--- Start ---
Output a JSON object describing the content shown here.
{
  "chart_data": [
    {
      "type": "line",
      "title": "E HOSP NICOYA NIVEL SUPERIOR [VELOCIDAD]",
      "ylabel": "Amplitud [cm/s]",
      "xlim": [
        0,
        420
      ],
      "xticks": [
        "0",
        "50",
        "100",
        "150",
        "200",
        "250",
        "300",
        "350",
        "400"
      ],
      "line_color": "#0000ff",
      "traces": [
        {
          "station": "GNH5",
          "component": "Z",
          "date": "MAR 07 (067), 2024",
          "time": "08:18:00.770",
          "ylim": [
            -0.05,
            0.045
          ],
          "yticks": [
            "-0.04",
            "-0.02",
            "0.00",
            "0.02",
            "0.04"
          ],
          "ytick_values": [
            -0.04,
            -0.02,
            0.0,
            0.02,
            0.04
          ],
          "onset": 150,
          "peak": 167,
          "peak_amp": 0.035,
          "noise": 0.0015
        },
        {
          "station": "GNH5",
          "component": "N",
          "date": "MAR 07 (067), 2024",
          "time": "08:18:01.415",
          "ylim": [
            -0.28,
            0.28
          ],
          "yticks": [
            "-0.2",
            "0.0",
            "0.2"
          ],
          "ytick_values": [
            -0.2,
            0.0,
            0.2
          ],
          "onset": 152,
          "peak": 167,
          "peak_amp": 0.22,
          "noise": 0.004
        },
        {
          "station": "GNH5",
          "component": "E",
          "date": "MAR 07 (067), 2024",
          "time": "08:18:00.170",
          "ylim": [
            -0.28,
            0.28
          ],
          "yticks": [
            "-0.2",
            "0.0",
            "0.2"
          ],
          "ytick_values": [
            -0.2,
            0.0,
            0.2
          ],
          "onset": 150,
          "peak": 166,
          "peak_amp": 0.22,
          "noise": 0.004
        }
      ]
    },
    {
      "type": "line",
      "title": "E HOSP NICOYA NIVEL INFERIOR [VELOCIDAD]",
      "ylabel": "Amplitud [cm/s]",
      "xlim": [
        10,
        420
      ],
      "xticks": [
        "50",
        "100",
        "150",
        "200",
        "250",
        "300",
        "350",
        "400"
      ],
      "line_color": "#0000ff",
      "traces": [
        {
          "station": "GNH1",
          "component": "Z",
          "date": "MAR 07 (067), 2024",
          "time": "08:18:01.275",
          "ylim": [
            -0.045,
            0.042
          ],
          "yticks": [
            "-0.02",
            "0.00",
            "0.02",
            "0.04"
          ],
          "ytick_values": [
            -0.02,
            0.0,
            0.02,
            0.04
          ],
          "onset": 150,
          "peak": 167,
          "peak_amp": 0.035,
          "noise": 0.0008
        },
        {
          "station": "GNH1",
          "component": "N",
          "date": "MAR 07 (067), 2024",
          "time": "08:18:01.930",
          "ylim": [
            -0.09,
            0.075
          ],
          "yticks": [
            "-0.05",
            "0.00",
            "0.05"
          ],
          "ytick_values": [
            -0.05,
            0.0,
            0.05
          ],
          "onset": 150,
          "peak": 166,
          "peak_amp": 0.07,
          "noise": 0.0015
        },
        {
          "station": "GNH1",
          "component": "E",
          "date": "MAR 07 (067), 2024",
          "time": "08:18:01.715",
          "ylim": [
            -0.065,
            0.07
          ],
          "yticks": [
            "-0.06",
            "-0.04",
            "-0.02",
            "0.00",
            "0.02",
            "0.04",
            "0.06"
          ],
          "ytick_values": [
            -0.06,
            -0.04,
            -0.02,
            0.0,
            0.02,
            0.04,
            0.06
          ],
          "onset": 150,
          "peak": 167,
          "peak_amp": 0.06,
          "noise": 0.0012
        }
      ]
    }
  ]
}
--- End ---
Copy out each line exactly as written.

**Solved problem:**
Output a JSON object describing the content shown here.
{
  "chart_data": [
    {
      "type": "line",
      "title": "E HOSP NICOYA NIVEL SUPERIOR [VELOCIDAD]",
      "ylabel": "Amplitud [cm/s]",
      "xlim": [
        0,
        420
      ],
      "xticks": [
        "0",
        "50",
        "100",
        "150",
        "200",
        "250",
        "300",
        "350",
        "400"
      ],
      "line_color": "#0000ff",
      "traces": [
        {
          "station": "GNH5",
          "component": "Z",
          "date": "MAR 07 (067), 2024",
          "time": "08:18:00.770",
          "ylim": [
            -0.05,
            0.045
          ],
          "yticks": [
            "-0.04",
            "-0.02",
            "0.00",
            "0.02",
            "0.04"
          ],
          "ytick_values": [
            -0.04,
            -0.02,
            0.0,
            0.02,
            0.04
          ],
          "onset": 150,
          "peak": 167,
          "peak_amp": 0.035,
          "noise": 0.0015
        },
        {
          "station": "GNH5",
          "component": "N",
          "date": "MAR 07 (067), 2024",
          "time": "08:18:01.415",
          "ylim": [
            -0.28,
            0.28
          ],
          "yticks": [
            "-0.2",
            "0.0",
            "0.2"
          ],
          "ytick_values": [
            -0.2,
            0.0,
            0.2
          ],
          "onset": 152,
          "peak": 167,
          "peak_amp": 0.22,
          "noise": 0.004
        },
        {
          "station": "GNH5",
          "component": "E",
          "date": "MAR 07 (067), 2024",
          "time": "08:18:00.170",
          "ylim": [
            -0.28,
            0.28
          ],
          "yticks": [
            "-0.2",
            "0.0",
            "0.2"
          ],
          "ytick_values": [
            -0.2,
            0.0,
            0.2
          ],
          "onset": 150,
          "peak": 166,
          "peak_amp": 0.22,
          "noise": 0.004
        }
      ]
    },
    {
      "type": "line",
      "title": "E HOSP NICOYA NIVEL INFERIOR [VELOCIDAD]",
      "ylabel": "Amplitud [cm/s]",
      "xlim": [
        10,
        420
      ],
      "xticks": [
        "50",
        "100",
        "150",
        "200",
        "250",
        "300",
        "350",
        "400"
      ],
      "line_color": "#0000ff",
      "traces": [
        {
          "station": "GNH1",
          "component": "Z",
          "date": "MAR 07 (067), 2024",
          "time": "08:18:01.275",
          "ylim": [
            -0.045,
            0.042
          ],
          "yticks": [
            "-0.02",
            "0.00",
            "0.02",
            "0.04"
          ],
          "ytick_values": [
            -0.02,
            0.0,
            0.02,
            0.04
          ],
          "onset": 150,
          "peak": 167,
          "peak_amp": 0.035,
          "noise": 0.0008
        },
        {
          "station": "GNH1",
          "component": "N",
          "date": "MAR 07 (067), 2024",
          "time": "08:18:01.930",
          "ylim": [
            -0.09,
            0.075
          ],
          "yticks": [
            "-0.05",
            "0.00",
            "0.05"
          ],
          "ytick_values": [
            -0.05,
            0.0,
            0.05
          ],
          "onset": 150,
          "peak": 166,
          "peak_amp": 0.07,
          "noise": 0.0015
        },
        {
          "station": "GNH1",
          "component": "E",
          "date": "MAR 07 (067), 2024",
          "time": "08:18:01.715",
          "ylim": [
            -0.065,
            0.07
          ],
          "yticks": [
            "-0.06",
            "-0.04",
            "-0.02",
            "0.00",
            "0.02",
            "0.04",
            "0.06"
          ],
          "ytick_values": [
            -0.06,
            -0.04,
            -0.02,
            0.0,
            0.02,
            0.04,
            0.06
          ],
          "onset": 150,
          "peak": 167,
          "peak_amp": 0.06,
          "noise": 0.0012
        }
      ]
    }
  ]
}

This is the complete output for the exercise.